-- begin RECORDS FOR THE EXERCISE --
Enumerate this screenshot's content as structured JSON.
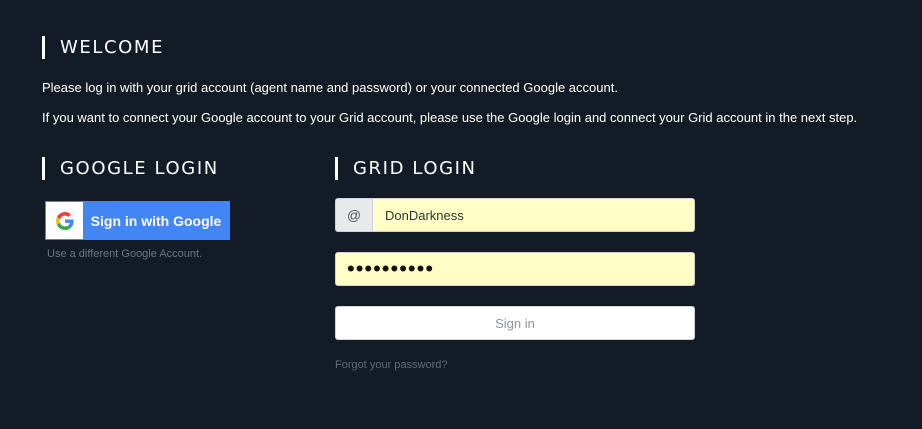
{
  "welcome": {
    "title": "WELCOME",
    "line1": "Please log in with your grid account (agent name and password) or your connected Google account.",
    "line2": "If you want to connect your Google account to your Grid account, please use the Google login and connect your Grid account in the next step."
  },
  "google": {
    "title": "GOOGLE LOGIN",
    "button_label": "Sign in with Google",
    "alt_account": "Use a different Google Account.",
    "icon": "google-g-icon"
  },
  "grid": {
    "title": "GRID LOGIN",
    "user_addon": "@",
    "username_value": "DonDarkness",
    "password_value": "••••••••••",
    "signin_label": "Sign in",
    "forgot_label": "Forgot your password?"
  },
  "colors": {
    "background": "#131c26",
    "google_blue": "#4285f4",
    "autofill": "#fefec6"
  }
}
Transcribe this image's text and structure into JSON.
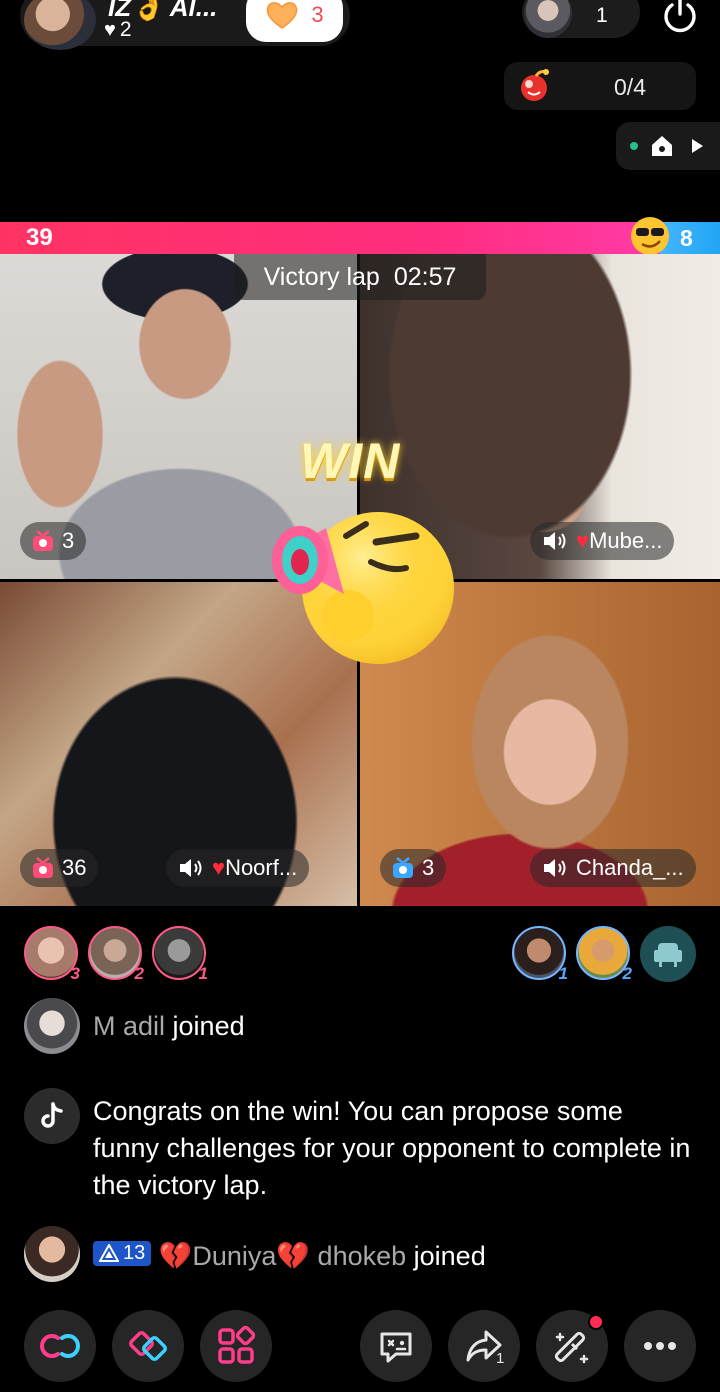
{
  "host": {
    "name": "ĪŽ👌 Al...",
    "likes": "2",
    "follow_count": "3"
  },
  "viewers": {
    "count": "1"
  },
  "goal": {
    "progress": "0/4",
    "current": 0,
    "target": 4
  },
  "battle": {
    "score_left": "39",
    "score_right": "8",
    "timer_label": "Victory lap",
    "timer_value": "02:57",
    "win_label": "WIN"
  },
  "tiles": [
    {
      "gift_count": "3"
    },
    {
      "name": "Mube..."
    },
    {
      "gift_count": "36",
      "name": "Noorf..."
    },
    {
      "gift_count": "3",
      "name": "Chanda_..."
    }
  ],
  "gifters_left": [
    {
      "rank": "3"
    },
    {
      "rank": "2"
    },
    {
      "rank": "1"
    }
  ],
  "gifters_right": [
    {
      "rank": "1"
    },
    {
      "rank": "2"
    }
  ],
  "chat": {
    "join1": {
      "user": "M adil",
      "action": "joined"
    },
    "system": "Congrats on the win! You can propose some funny challenges for your opponent to complete in the victory lap.",
    "join2": {
      "level": "13",
      "user": "💔Duniya💔 dhokeb",
      "action": "joined"
    }
  },
  "toolbar": {
    "share_count": "1"
  },
  "colors": {
    "accent_pink": "#ff2d7f",
    "accent_blue": "#21a5f2",
    "background": "#000000"
  }
}
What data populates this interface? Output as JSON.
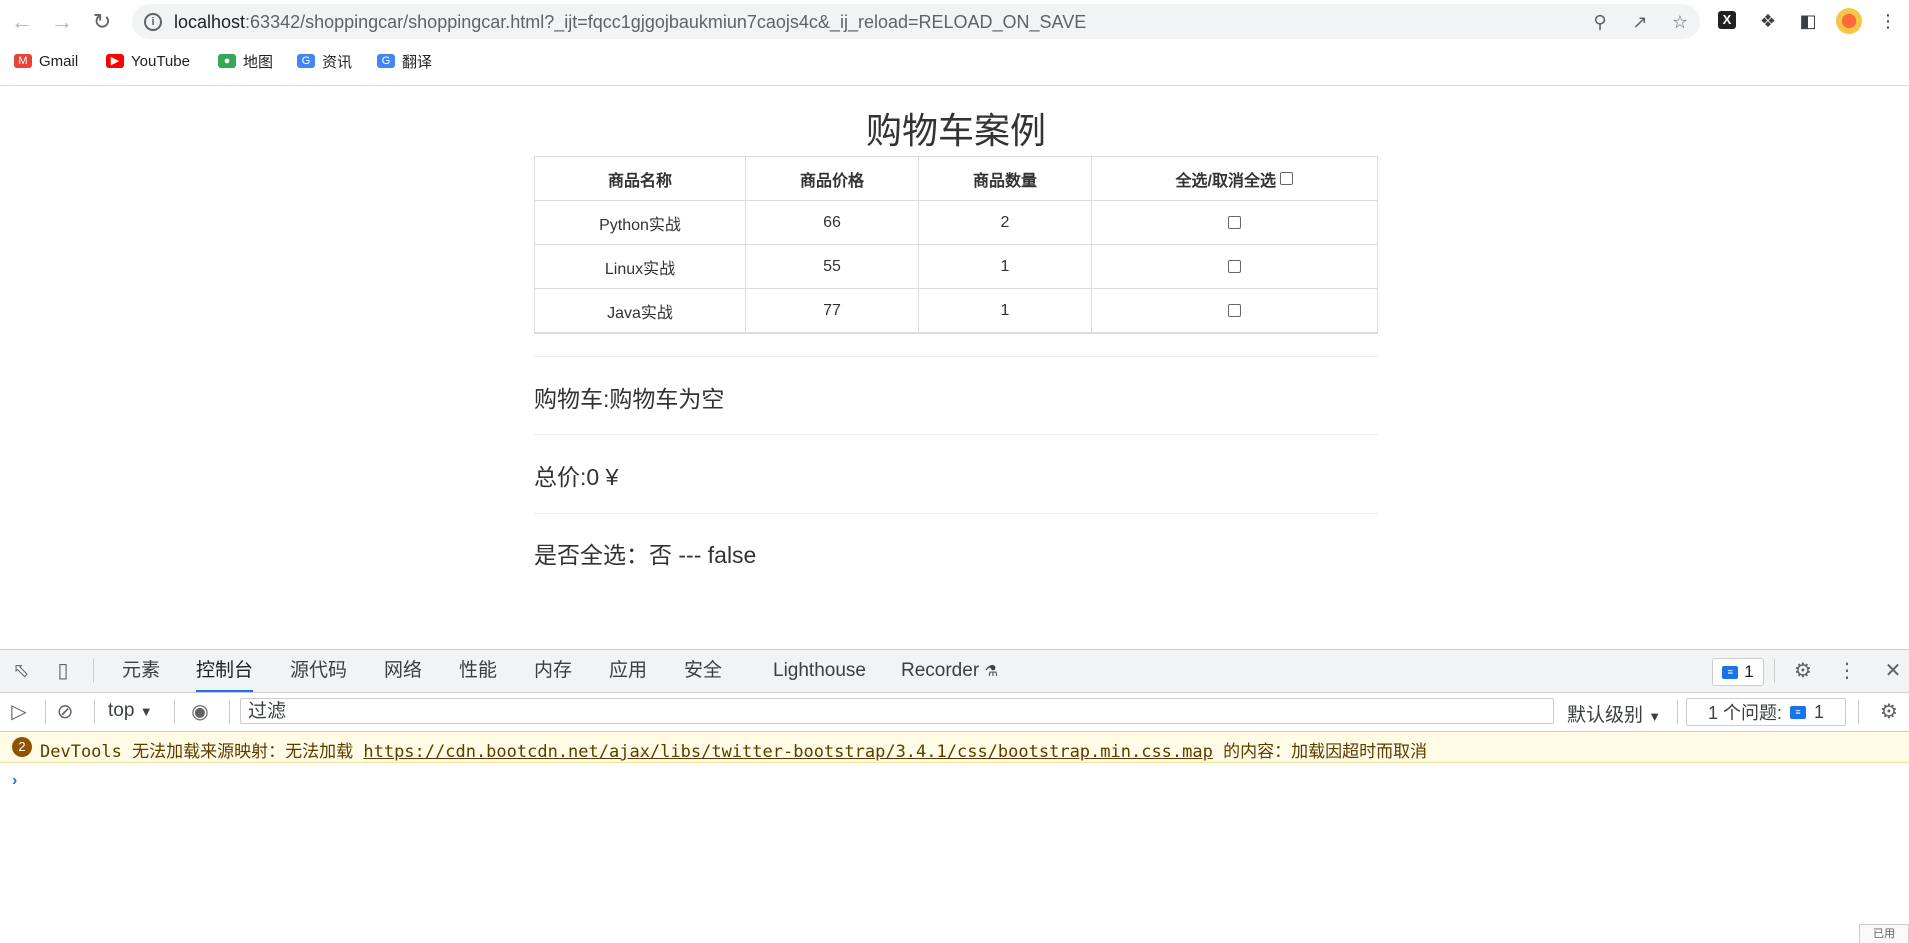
{
  "browser": {
    "url_host": "localhost",
    "url_rest": ":63342/shoppingcar/shoppingcar.html?_ijt=fqcc1gjgojbaukmiun7caojs4c&_ij_reload=RELOAD_ON_SAVE",
    "bookmarks": [
      {
        "label": "Gmail",
        "icon": "gmail-icon",
        "color": "#ea4335"
      },
      {
        "label": "YouTube",
        "icon": "youtube-icon",
        "color": "#ff0000"
      },
      {
        "label": "地图",
        "icon": "maps-icon",
        "color": "#34a853"
      },
      {
        "label": "资讯",
        "icon": "news-icon",
        "color": "#4285f4"
      },
      {
        "label": "翻译",
        "icon": "translate-icon",
        "color": "#4285f4"
      }
    ]
  },
  "page": {
    "title": "购物车案例",
    "table": {
      "headers": [
        "商品名称",
        "商品价格",
        "商品数量",
        "全选/取消全选"
      ],
      "rows": [
        {
          "name": "Python实战",
          "price": "66",
          "count": "2"
        },
        {
          "name": "Linux实战",
          "price": "55",
          "count": "1"
        },
        {
          "name": "Java实战",
          "price": "77",
          "count": "1"
        }
      ]
    },
    "cart_line": "购物车:购物车为空",
    "total_line": "总价:0 ¥",
    "select_all_line": "是否全选：否 --- false"
  },
  "devtools": {
    "tabs": [
      "元素",
      "控制台",
      "源代码",
      "网络",
      "性能",
      "内存",
      "应用",
      "安全",
      "Lighthouse",
      "Recorder"
    ],
    "active_tab": "控制台",
    "issue_count": "1",
    "context": "top",
    "filter_placeholder": "过滤",
    "level": "默认级别",
    "issues_label": "1 个问题:",
    "warning": {
      "count": "2",
      "prefix": "DevTools 无法加载来源映射：无法加载 ",
      "link": "https://cdn.bootcdn.net/ajax/libs/twitter-bootstrap/3.4.1/css/bootstrap.min.css.map",
      "suffix": " 的内容：加载因超时而取消"
    },
    "corner_tip": "已用"
  }
}
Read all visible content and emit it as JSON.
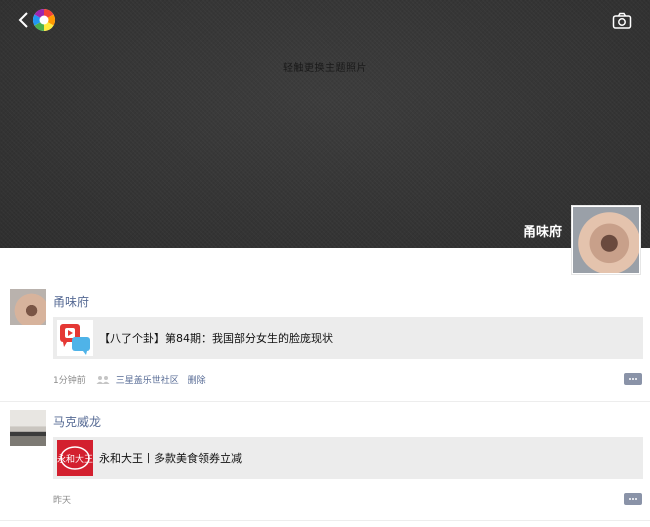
{
  "cover": {
    "hint": "轻触更换主题照片",
    "profile_name": "甬味府"
  },
  "icons": {
    "back": "back-chevron-icon",
    "app": "app-logo-icon",
    "camera": "camera-icon",
    "people": "people-icon",
    "comment": "comment-more-icon"
  },
  "colors": {
    "link": "#576b95",
    "cover": "#343434",
    "card": "#ececec"
  },
  "posts": [
    {
      "author": "甬味府",
      "card_title": "【八了个卦】第84期：我国部分女生的脸庞现状",
      "time": "1分钟前",
      "location": "三星盖乐世社区",
      "delete": "删除"
    },
    {
      "author": "马克威龙",
      "card_title": "永和大王丨多款美食领券立减",
      "thumb_text": "永和大王",
      "time": "昨天"
    }
  ]
}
-- end RECORDS FOR THE EXERCISE --
YOUR OBJECTIVE: Filter the records, keeping only lines that contain "background", and show those lines.

RIGHT ANSWER:
    "background": "#131c26",
    "background": "#000000"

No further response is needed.